--- What to produce ---
Write out the full set of records exactly. Any pictures in them do not belong in the copy.

--- Dataset records ---
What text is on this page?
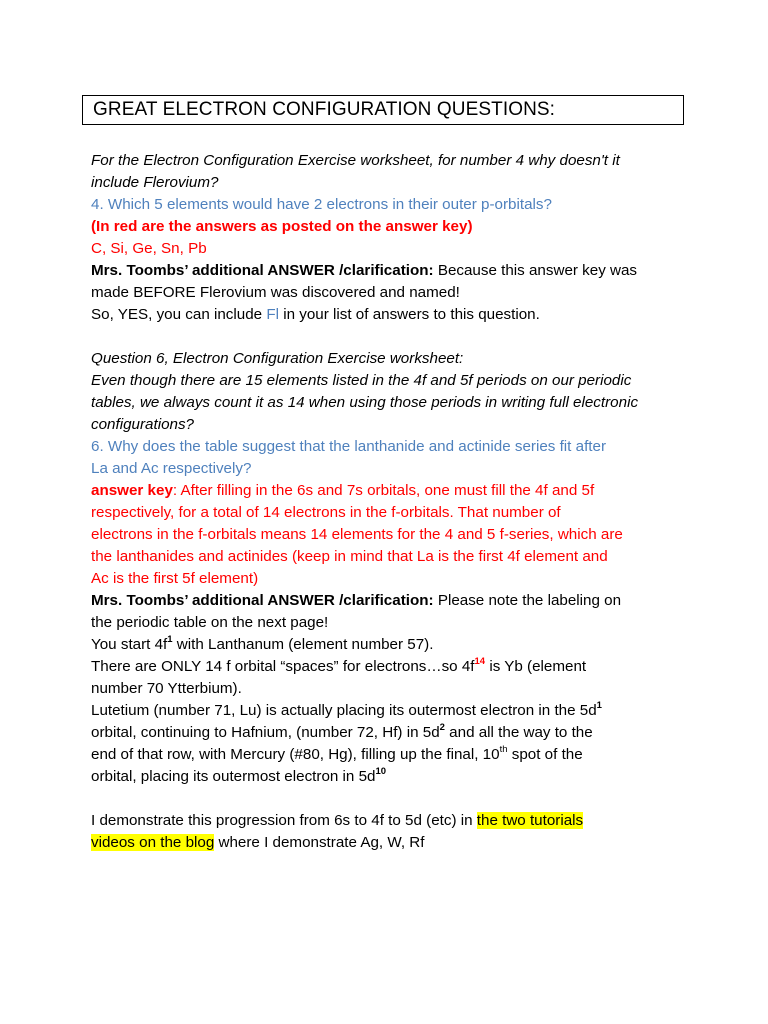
GREAT ELECTRON CONFIGURATION QUESTIONS:
For the Electron Configuration Exercise worksheet, for number 4 why doesn't it
include Flerovium?
4. Which 5 elements would have 2 electrons in their outer p-orbitals?
(In red are the answers as posted on the answer key)
C, Si, Ge, Sn, Pb
Mrs. Toombs’ additional ANSWER /clarification: Because this answer key was
made BEFORE Flerovium was discovered and named!
So, YES, you can include Fl in your list of answers to this question.
Question 6, Electron Configuration Exercise worksheet:
Even though there are 15 elements listed in the 4f and 5f periods on our periodic
tables, we always count it as 14 when using those periods in writing full electronic
configurations?
6. Why does the table suggest that the lanthanide and actinide series fit after
La and Ac respectively?
answer key: After filling in the 6s and 7s orbitals, one must fill the 4f and 5f
respectively, for a total of 14 electrons in the f-orbitals. That number of
electrons in the f-orbitals means 14 elements for the 4 and 5 f-series, which are
the lanthanides and actinides (keep in mind that La is the first 4f element and
Ac is the first 5f element)
Mrs. Toombs’ additional ANSWER /clarification: Please note the labeling on
the periodic table on the next page!
You start $4f^1$ with Lanthanum (element number 57).
There are ONLY 14 f orbital “spaces” for electrons…so $4f^{14}$ is Yb (element
number 70 Ytterbium).
Lutetium (number 71, Lu) is actually placing its outermost electron in the $5d^1$
orbital, continuing to Hafnium, (number 72, Hf) in $5d^2$ and all the way to the
end of that row, with Mercury (#80, Hg), filling up the final, 10th spot of the
orbital, placing its outermost electron in $5d^{10}$
I demonstrate this progression from 6s to 4f to 5d (etc) in the two tutorials
videos on the blog where I demonstrate Ag, W, Rf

--- Solution ---
What text is on this page?
GREAT ELECTRON CONFIGURATION QUESTIONS:
For the Electron Configuration Exercise worksheet, for number 4 why doesn't it
include Flerovium?
4. Which 5 elements would have 2 electrons in their outer p-orbitals?
(In red are the answers as posted on the answer key)
C, Si, Ge, Sn, Pb
Mrs. Toombs’ additional ANSWER /clarification: Because this answer key was
made BEFORE Flerovium was discovered and named!
So, YES, you can include Fl in your list of answers to this question.
Question 6, Electron Configuration Exercise worksheet:
Even though there are 15 elements listed in the 4f and 5f periods on our periodic
tables, we always count it as 14 when using those periods in writing full electronic
configurations?
6. Why does the table suggest that the lanthanide and actinide series fit after
La and Ac respectively?
answer key: After filling in the 6s and 7s orbitals, one must fill the 4f and 5f
respectively, for a total of 14 electrons in the f-orbitals. That number of
electrons in the f-orbitals means 14 elements for the 4 and 5 f-series, which are
the lanthanides and actinides (keep in mind that La is the first 4f element and
Ac is the first 5f element)
Mrs. Toombs’ additional ANSWER /clarification: Please note the labeling on
the periodic table on the next page!
You start $4f^1$ with Lanthanum (element number 57).
There are ONLY 14 f orbital “spaces” for electrons…so $4f^{14}$ is Yb (element
number 70 Ytterbium).
Lutetium (number 71, Lu) is actually placing its outermost electron in the $5d^1$
orbital, continuing to Hafnium, (number 72, Hf) in $5d^2$ and all the way to the
end of that row, with Mercury (#80, Hg), filling up the final, 10th spot of the
orbital, placing its outermost electron in $5d^{10}$
I demonstrate this progression from 6s to 4f to 5d (etc) in the two tutorials
videos on the blog where I demonstrate Ag, W, Rf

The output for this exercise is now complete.